Work to be completed: Copy out the following lines exactly as they appear, every one of them.
>>>
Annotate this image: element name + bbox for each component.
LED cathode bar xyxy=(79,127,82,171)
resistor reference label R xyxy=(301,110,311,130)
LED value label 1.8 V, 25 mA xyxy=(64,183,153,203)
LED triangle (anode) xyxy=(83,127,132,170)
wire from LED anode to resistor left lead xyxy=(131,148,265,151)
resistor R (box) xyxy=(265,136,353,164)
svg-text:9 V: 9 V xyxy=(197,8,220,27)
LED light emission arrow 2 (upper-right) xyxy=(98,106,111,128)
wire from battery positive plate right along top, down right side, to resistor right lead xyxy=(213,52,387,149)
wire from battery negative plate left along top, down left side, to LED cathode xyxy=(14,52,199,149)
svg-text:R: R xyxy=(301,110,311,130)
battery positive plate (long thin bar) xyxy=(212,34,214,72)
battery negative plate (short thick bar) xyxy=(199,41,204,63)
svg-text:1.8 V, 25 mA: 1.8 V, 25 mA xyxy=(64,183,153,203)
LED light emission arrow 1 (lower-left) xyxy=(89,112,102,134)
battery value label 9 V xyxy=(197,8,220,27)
<<<
Task answer:
Annotate this image: element name + bbox for each component.
LED cathode bar xyxy=(79,127,82,171)
resistor reference label R xyxy=(301,110,311,130)
LED value label 1.8 V, 25 mA xyxy=(64,183,153,203)
LED triangle (anode) xyxy=(83,127,132,170)
wire from LED anode to resistor left lead xyxy=(131,148,265,151)
resistor R (box) xyxy=(265,136,353,164)
svg-text:9 V: 9 V xyxy=(197,8,220,27)
LED light emission arrow 2 (upper-right) xyxy=(98,106,111,128)
wire from battery positive plate right along top, down right side, to resistor right lead xyxy=(213,52,387,149)
wire from battery negative plate left along top, down left side, to LED cathode xyxy=(14,52,199,149)
svg-text:R: R xyxy=(301,110,311,130)
battery positive plate (long thin bar) xyxy=(212,34,214,72)
battery negative plate (short thick bar) xyxy=(199,41,204,63)
svg-text:1.8 V, 25 mA: 1.8 V, 25 mA xyxy=(64,183,153,203)
LED light emission arrow 1 (lower-left) xyxy=(89,112,102,134)
battery value label 9 V xyxy=(197,8,220,27)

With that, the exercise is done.